Copy the data below exactly.

─── MATERIAL SHOWN

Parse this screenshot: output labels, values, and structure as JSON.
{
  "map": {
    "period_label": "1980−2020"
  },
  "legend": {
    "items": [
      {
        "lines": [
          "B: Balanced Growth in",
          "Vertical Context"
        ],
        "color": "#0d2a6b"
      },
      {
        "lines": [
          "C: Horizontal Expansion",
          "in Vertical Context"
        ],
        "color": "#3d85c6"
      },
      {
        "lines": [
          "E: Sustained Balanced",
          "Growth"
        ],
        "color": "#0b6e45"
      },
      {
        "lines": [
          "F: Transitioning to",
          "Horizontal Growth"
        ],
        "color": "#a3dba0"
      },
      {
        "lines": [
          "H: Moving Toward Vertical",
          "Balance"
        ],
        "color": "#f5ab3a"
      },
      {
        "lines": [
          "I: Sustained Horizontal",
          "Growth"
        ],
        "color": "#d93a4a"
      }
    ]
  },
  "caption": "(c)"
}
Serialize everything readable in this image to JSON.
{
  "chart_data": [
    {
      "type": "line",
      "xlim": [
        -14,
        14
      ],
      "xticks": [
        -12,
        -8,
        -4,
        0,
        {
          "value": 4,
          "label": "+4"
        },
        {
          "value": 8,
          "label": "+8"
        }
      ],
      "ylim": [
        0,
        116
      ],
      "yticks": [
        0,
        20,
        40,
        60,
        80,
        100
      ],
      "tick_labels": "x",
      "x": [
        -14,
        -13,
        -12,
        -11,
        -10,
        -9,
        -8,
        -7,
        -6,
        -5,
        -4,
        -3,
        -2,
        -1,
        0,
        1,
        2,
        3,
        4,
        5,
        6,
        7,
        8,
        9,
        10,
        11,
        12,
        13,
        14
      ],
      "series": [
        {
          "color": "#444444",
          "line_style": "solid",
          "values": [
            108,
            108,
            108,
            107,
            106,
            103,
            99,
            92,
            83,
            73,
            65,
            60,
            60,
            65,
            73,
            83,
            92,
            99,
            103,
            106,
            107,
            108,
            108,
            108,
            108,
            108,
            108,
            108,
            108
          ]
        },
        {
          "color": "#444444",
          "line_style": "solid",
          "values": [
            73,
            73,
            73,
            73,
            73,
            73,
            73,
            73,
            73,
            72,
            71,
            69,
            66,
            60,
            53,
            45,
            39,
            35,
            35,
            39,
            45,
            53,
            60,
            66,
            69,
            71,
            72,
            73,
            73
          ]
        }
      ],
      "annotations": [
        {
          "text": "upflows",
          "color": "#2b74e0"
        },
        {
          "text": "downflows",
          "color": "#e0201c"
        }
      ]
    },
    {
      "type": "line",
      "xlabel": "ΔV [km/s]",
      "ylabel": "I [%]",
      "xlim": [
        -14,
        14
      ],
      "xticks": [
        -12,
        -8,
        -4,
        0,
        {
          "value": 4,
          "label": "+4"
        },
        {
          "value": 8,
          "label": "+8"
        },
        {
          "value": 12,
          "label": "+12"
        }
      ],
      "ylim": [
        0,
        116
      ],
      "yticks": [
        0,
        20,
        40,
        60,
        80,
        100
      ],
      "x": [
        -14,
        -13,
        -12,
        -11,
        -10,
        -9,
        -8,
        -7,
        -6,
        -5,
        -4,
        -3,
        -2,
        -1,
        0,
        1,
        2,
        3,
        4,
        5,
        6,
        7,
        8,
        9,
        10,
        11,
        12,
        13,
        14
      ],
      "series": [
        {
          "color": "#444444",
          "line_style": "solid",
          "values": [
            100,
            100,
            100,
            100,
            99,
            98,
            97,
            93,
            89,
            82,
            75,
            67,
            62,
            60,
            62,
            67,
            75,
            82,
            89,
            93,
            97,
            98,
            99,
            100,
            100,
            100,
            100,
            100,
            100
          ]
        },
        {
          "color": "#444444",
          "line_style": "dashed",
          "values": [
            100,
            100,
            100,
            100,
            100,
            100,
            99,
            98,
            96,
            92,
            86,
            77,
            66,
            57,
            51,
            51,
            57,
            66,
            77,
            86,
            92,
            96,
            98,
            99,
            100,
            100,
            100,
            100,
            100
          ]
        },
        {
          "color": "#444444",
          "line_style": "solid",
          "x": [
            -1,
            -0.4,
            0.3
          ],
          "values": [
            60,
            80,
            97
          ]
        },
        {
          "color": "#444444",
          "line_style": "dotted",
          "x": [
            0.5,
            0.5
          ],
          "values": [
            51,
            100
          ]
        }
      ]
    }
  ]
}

──────

* RESPONSE TO THE EXERCISE:
Parse this screenshot: output labels, values, and structure as JSON.
{
  "map": {
    "period_label": "1980−2020"
  },
  "legend": {
    "items": [
      {
        "lines": [
          "B: Balanced Growth in",
          "Vertical Context"
        ],
        "color": "#0d2a6b"
      },
      {
        "lines": [
          "C: Horizontal Expansion",
          "in Vertical Context"
        ],
        "color": "#3d85c6"
      },
      {
        "lines": [
          "E: Sustained Balanced",
          "Growth"
        ],
        "color": "#0b6e45"
      },
      {
        "lines": [
          "F: Transitioning to",
          "Horizontal Growth"
        ],
        "color": "#a3dba0"
      },
      {
        "lines": [
          "H: Moving Toward Vertical",
          "Balance"
        ],
        "color": "#f5ab3a"
      },
      {
        "lines": [
          "I: Sustained Horizontal",
          "Growth"
        ],
        "color": "#d93a4a"
      }
    ]
  },
  "caption": "(c)"
}
Serialize everything readable in this image to JSON.
{
  "chart_data": [
    {
      "type": "line",
      "xlim": [
        -14,
        14
      ],
      "xticks": [
        -12,
        -8,
        -4,
        0,
        {
          "value": 4,
          "label": "+4"
        },
        {
          "value": 8,
          "label": "+8"
        }
      ],
      "ylim": [
        0,
        116
      ],
      "yticks": [
        0,
        20,
        40,
        60,
        80,
        100
      ],
      "tick_labels": "x",
      "x": [
        -14,
        -13,
        -12,
        -11,
        -10,
        -9,
        -8,
        -7,
        -6,
        -5,
        -4,
        -3,
        -2,
        -1,
        0,
        1,
        2,
        3,
        4,
        5,
        6,
        7,
        8,
        9,
        10,
        11,
        12,
        13,
        14
      ],
      "series": [
        {
          "color": "#444444",
          "line_style": "solid",
          "values": [
            108,
            108,
            108,
            107,
            106,
            103,
            99,
            92,
            83,
            73,
            65,
            60,
            60,
            65,
            73,
            83,
            92,
            99,
            103,
            106,
            107,
            108,
            108,
            108,
            108,
            108,
            108,
            108,
            108
          ]
        },
        {
          "color": "#444444",
          "line_style": "solid",
          "values": [
            73,
            73,
            73,
            73,
            73,
            73,
            73,
            73,
            73,
            72,
            71,
            69,
            66,
            60,
            53,
            45,
            39,
            35,
            35,
            39,
            45,
            53,
            60,
            66,
            69,
            71,
            72,
            73,
            73
          ]
        }
      ],
      "annotations": [
        {
          "text": "upflows",
          "color": "#2b74e0"
        },
        {
          "text": "downflows",
          "color": "#e0201c"
        }
      ]
    },
    {
      "type": "line",
      "xlabel": "ΔV [km/s]",
      "ylabel": "I [%]",
      "xlim": [
        -14,
        14
      ],
      "xticks": [
        -12,
        -8,
        -4,
        0,
        {
          "value": 4,
          "label": "+4"
        },
        {
          "value": 8,
          "label": "+8"
        },
        {
          "value": 12,
          "label": "+12"
        }
      ],
      "ylim": [
        0,
        116
      ],
      "yticks": [
        0,
        20,
        40,
        60,
        80,
        100
      ],
      "x": [
        -14,
        -13,
        -12,
        -11,
        -10,
        -9,
        -8,
        -7,
        -6,
        -5,
        -4,
        -3,
        -2,
        -1,
        0,
        1,
        2,
        3,
        4,
        5,
        6,
        7,
        8,
        9,
        10,
        11,
        12,
        13,
        14
      ],
      "series": [
        {
          "color": "#444444",
          "line_style": "solid",
          "values": [
            100,
            100,
            100,
            100,
            99,
            98,
            97,
            93,
            89,
            82,
            75,
            67,
            62,
            60,
            62,
            67,
            75,
            82,
            89,
            93,
            97,
            98,
            99,
            100,
            100,
            100,
            100,
            100,
            100
          ]
        },
        {
          "color": "#444444",
          "line_style": "dashed",
          "values": [
            100,
            100,
            100,
            100,
            100,
            100,
            99,
            98,
            96,
            92,
            86,
            77,
            66,
            57,
            51,
            51,
            57,
            66,
            77,
            86,
            92,
            96,
            98,
            99,
            100,
            100,
            100,
            100,
            100
          ]
        },
        {
          "color": "#444444",
          "line_style": "solid",
          "x": [
            -1,
            -0.4,
            0.3
          ],
          "values": [
            60,
            80,
            97
          ]
        },
        {
          "color": "#444444",
          "line_style": "dotted",
          "x": [
            0.5,
            0.5
          ],
          "values": [
            51,
            100
          ]
        }
      ]
    }
  ]
}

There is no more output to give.